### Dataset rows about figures
[Begin]
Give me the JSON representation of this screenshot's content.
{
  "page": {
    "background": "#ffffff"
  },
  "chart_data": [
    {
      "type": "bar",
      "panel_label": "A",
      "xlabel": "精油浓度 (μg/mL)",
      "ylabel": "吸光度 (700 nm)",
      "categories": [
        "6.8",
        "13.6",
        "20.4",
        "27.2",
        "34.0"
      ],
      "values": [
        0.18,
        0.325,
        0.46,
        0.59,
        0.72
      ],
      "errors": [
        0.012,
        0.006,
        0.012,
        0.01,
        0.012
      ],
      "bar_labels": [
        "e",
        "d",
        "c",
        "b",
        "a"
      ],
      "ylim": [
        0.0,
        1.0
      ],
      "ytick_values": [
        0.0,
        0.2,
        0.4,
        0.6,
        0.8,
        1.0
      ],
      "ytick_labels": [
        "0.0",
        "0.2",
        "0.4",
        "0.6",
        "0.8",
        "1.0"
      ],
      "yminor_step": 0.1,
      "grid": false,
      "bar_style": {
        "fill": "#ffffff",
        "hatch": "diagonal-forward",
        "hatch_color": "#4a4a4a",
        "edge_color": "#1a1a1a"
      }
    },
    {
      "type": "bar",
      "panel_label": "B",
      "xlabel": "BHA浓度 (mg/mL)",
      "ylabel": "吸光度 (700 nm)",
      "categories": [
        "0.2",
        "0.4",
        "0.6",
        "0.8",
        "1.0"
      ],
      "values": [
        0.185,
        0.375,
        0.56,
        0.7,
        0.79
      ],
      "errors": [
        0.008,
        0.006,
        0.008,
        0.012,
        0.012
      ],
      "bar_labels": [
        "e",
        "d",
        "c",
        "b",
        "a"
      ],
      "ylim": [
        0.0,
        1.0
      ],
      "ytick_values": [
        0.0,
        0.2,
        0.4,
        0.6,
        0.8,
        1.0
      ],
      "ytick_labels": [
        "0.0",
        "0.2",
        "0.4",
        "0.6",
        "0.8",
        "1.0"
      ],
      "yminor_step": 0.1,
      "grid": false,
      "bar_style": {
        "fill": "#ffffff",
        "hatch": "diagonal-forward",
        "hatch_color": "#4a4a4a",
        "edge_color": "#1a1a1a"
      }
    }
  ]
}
[End]
### What is required
Repeat all of the records above exactly as they appear.

### Output of the task
Give me the JSON representation of this screenshot's content.
{
  "page": {
    "background": "#ffffff"
  },
  "chart_data": [
    {
      "type": "bar",
      "panel_label": "A",
      "xlabel": "精油浓度 (μg/mL)",
      "ylabel": "吸光度 (700 nm)",
      "categories": [
        "6.8",
        "13.6",
        "20.4",
        "27.2",
        "34.0"
      ],
      "values": [
        0.18,
        0.325,
        0.46,
        0.59,
        0.72
      ],
      "errors": [
        0.012,
        0.006,
        0.012,
        0.01,
        0.012
      ],
      "bar_labels": [
        "e",
        "d",
        "c",
        "b",
        "a"
      ],
      "ylim": [
        0.0,
        1.0
      ],
      "ytick_values": [
        0.0,
        0.2,
        0.4,
        0.6,
        0.8,
        1.0
      ],
      "ytick_labels": [
        "0.0",
        "0.2",
        "0.4",
        "0.6",
        "0.8",
        "1.0"
      ],
      "yminor_step": 0.1,
      "grid": false,
      "bar_style": {
        "fill": "#ffffff",
        "hatch": "diagonal-forward",
        "hatch_color": "#4a4a4a",
        "edge_color": "#1a1a1a"
      }
    },
    {
      "type": "bar",
      "panel_label": "B",
      "xlabel": "BHA浓度 (mg/mL)",
      "ylabel": "吸光度 (700 nm)",
      "categories": [
        "0.2",
        "0.4",
        "0.6",
        "0.8",
        "1.0"
      ],
      "values": [
        0.185,
        0.375,
        0.56,
        0.7,
        0.79
      ],
      "errors": [
        0.008,
        0.006,
        0.008,
        0.012,
        0.012
      ],
      "bar_labels": [
        "e",
        "d",
        "c",
        "b",
        "a"
      ],
      "ylim": [
        0.0,
        1.0
      ],
      "ytick_values": [
        0.0,
        0.2,
        0.4,
        0.6,
        0.8,
        1.0
      ],
      "ytick_labels": [
        "0.0",
        "0.2",
        "0.4",
        "0.6",
        "0.8",
        "1.0"
      ],
      "yminor_step": 0.1,
      "grid": false,
      "bar_style": {
        "fill": "#ffffff",
        "hatch": "diagonal-forward",
        "hatch_color": "#4a4a4a",
        "edge_color": "#1a1a1a"
      }
    }
  ]
}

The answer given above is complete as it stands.